_STATED GOAL_
Please pull out every line that includes the string "Next".

-- Start --

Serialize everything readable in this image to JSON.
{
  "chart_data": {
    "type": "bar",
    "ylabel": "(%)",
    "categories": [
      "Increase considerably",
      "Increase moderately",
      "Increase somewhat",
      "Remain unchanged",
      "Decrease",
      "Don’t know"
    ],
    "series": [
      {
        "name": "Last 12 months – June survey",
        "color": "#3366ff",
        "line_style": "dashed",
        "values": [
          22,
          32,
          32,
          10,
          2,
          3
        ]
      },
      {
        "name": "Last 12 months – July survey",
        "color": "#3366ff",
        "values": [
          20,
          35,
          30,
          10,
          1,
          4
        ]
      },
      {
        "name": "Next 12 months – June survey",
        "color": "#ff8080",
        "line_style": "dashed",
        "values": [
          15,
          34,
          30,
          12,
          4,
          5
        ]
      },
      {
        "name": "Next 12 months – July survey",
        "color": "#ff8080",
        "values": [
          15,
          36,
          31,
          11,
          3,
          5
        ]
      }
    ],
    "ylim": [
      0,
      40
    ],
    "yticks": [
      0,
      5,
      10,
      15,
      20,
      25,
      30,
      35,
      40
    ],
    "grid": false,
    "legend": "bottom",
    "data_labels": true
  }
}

-- End --

_COMPLETE ANSWER_
        "name": "Next 12 months – June survey",
        "name": "Next 12 months – July survey",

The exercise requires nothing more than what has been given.